• _WHAT THE TASK ASKS_: Go through the material below, count the lines with the word "depuis", and reply with the count alone.

Stored records:
........

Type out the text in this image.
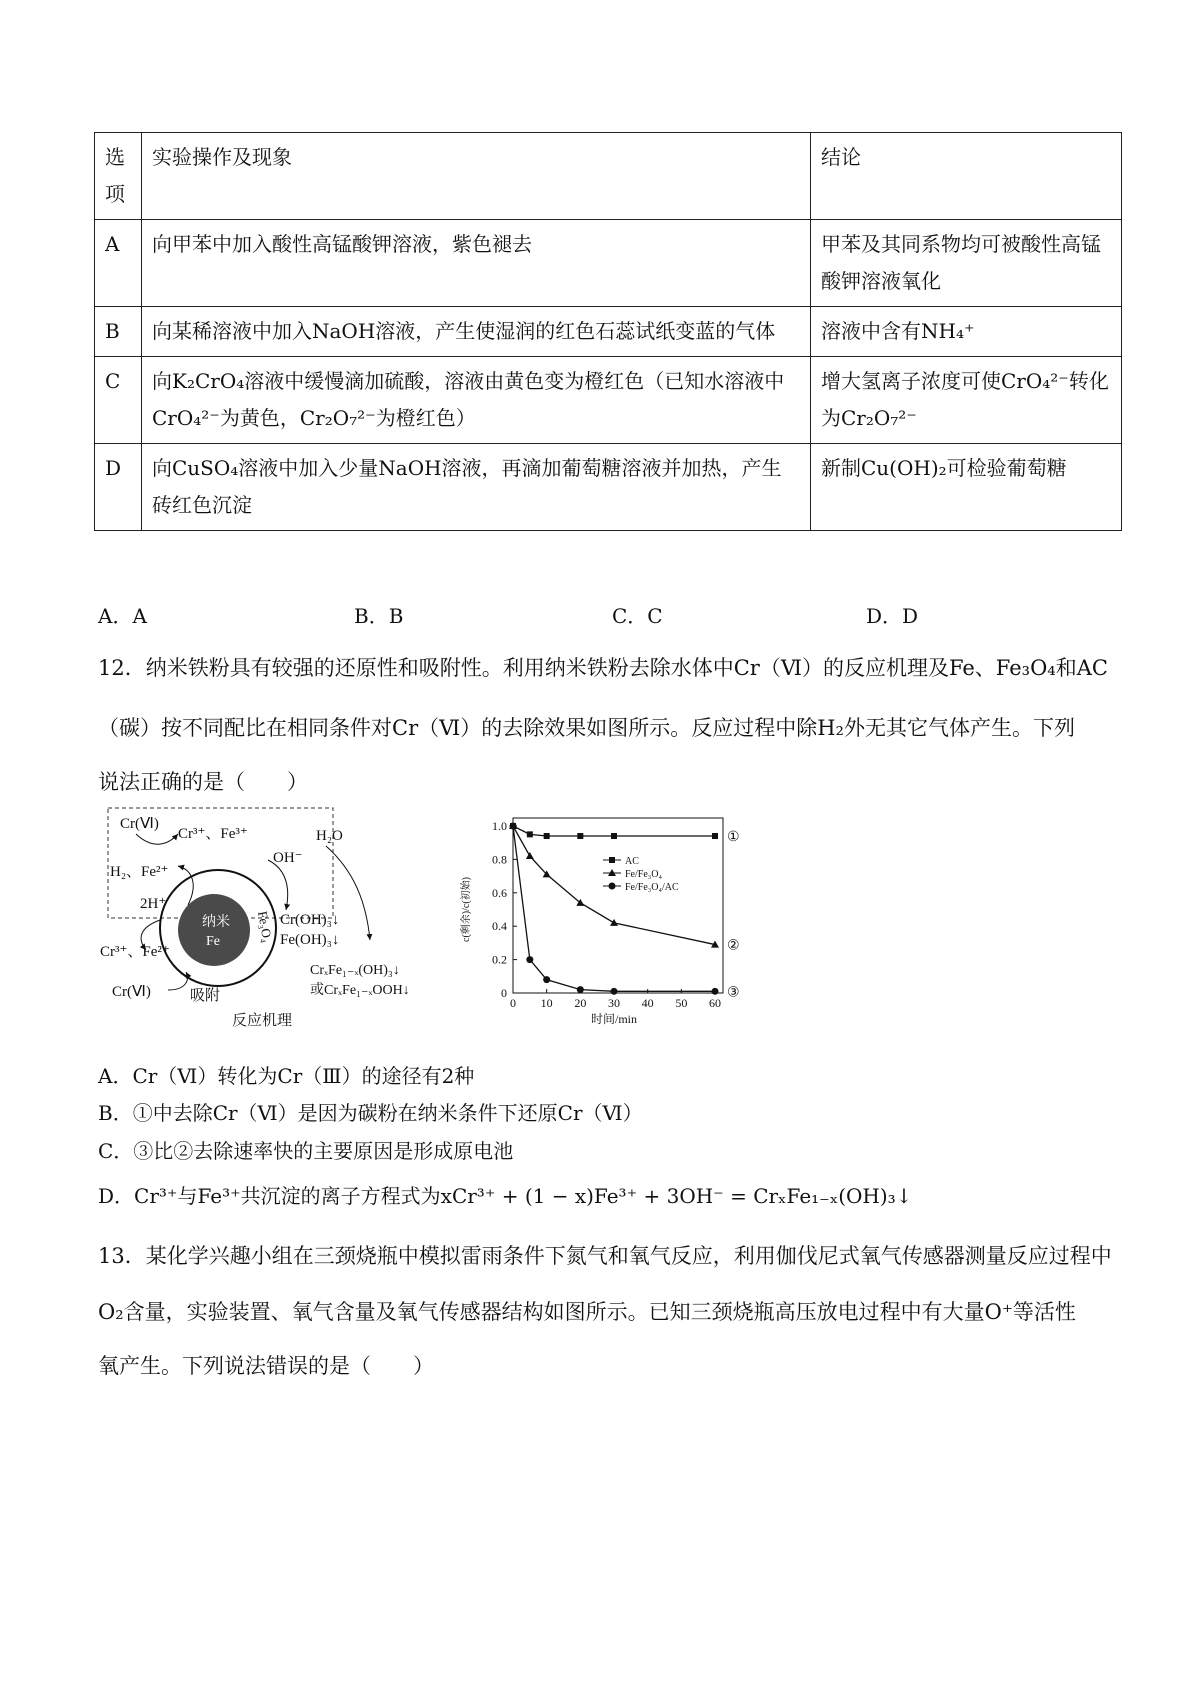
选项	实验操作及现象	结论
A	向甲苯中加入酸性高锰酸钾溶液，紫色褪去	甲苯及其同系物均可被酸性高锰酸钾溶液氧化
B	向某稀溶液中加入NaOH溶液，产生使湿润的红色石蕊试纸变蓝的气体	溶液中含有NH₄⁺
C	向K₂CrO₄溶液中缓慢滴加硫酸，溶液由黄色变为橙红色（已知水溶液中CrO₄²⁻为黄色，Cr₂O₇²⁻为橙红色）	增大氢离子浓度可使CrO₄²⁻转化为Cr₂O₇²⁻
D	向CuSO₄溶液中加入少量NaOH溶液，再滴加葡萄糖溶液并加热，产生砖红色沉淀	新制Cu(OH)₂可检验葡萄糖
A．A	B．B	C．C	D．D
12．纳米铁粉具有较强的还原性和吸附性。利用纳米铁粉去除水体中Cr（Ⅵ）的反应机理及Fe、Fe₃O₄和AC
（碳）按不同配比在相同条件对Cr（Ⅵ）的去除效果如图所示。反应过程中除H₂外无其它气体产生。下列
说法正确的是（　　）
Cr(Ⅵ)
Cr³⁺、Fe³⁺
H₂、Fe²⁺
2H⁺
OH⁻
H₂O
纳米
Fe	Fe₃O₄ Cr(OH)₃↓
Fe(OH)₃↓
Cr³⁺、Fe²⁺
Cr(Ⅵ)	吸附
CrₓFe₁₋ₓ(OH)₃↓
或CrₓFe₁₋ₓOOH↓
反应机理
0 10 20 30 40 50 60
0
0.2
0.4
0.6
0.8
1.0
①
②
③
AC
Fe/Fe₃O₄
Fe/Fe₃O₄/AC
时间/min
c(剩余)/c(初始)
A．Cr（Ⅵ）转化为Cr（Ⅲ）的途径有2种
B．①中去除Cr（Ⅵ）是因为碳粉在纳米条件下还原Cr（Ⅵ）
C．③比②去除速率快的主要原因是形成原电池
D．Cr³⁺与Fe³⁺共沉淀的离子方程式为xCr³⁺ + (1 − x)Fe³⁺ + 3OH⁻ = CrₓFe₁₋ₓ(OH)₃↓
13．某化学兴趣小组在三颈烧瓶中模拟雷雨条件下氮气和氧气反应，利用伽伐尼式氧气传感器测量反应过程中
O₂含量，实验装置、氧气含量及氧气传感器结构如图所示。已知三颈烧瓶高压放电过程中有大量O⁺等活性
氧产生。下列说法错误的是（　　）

........

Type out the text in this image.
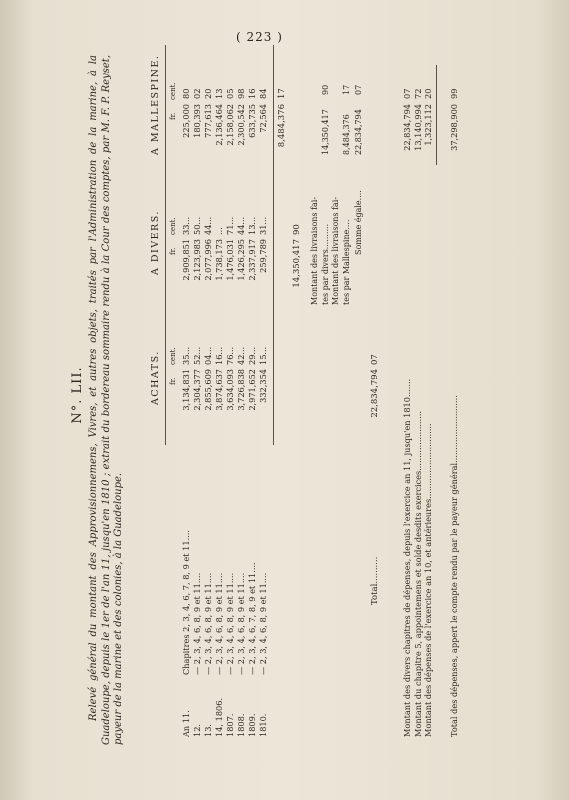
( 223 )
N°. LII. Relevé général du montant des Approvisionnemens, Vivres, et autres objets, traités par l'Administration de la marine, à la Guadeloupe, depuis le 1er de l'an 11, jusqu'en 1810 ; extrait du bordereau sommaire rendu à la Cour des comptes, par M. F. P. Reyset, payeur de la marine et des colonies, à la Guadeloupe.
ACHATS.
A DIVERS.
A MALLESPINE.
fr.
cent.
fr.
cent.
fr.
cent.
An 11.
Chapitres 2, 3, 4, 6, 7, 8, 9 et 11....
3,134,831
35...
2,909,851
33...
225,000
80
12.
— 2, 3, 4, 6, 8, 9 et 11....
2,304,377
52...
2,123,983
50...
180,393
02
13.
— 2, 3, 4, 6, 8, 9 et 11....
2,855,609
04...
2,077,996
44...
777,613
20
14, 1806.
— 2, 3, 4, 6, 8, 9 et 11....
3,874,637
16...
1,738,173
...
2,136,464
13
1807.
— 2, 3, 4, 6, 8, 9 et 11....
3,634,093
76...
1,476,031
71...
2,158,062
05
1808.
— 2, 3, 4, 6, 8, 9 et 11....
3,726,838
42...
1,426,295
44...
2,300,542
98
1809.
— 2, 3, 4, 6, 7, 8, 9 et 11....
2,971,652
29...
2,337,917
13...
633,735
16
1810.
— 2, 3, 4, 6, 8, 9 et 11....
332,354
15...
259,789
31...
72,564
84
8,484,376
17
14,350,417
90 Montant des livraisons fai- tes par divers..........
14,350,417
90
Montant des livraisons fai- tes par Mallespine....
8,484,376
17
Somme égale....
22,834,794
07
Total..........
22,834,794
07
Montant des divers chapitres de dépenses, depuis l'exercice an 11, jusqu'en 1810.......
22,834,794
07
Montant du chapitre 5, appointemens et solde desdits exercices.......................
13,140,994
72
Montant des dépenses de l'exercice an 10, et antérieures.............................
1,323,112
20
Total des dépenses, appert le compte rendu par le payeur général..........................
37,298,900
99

........

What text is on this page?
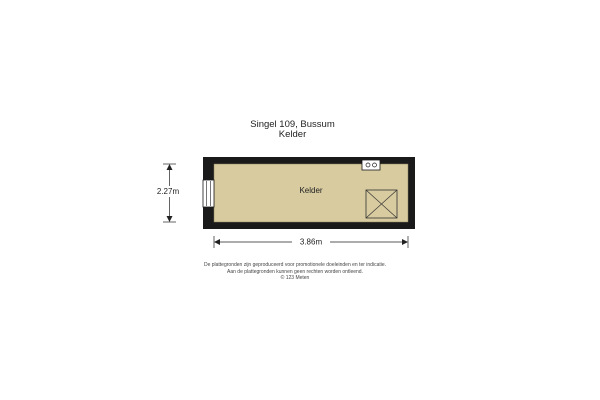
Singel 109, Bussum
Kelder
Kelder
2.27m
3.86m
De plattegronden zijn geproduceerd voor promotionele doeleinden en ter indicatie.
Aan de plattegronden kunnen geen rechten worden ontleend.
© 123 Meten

........

• _EXERCISE RESULT_: 2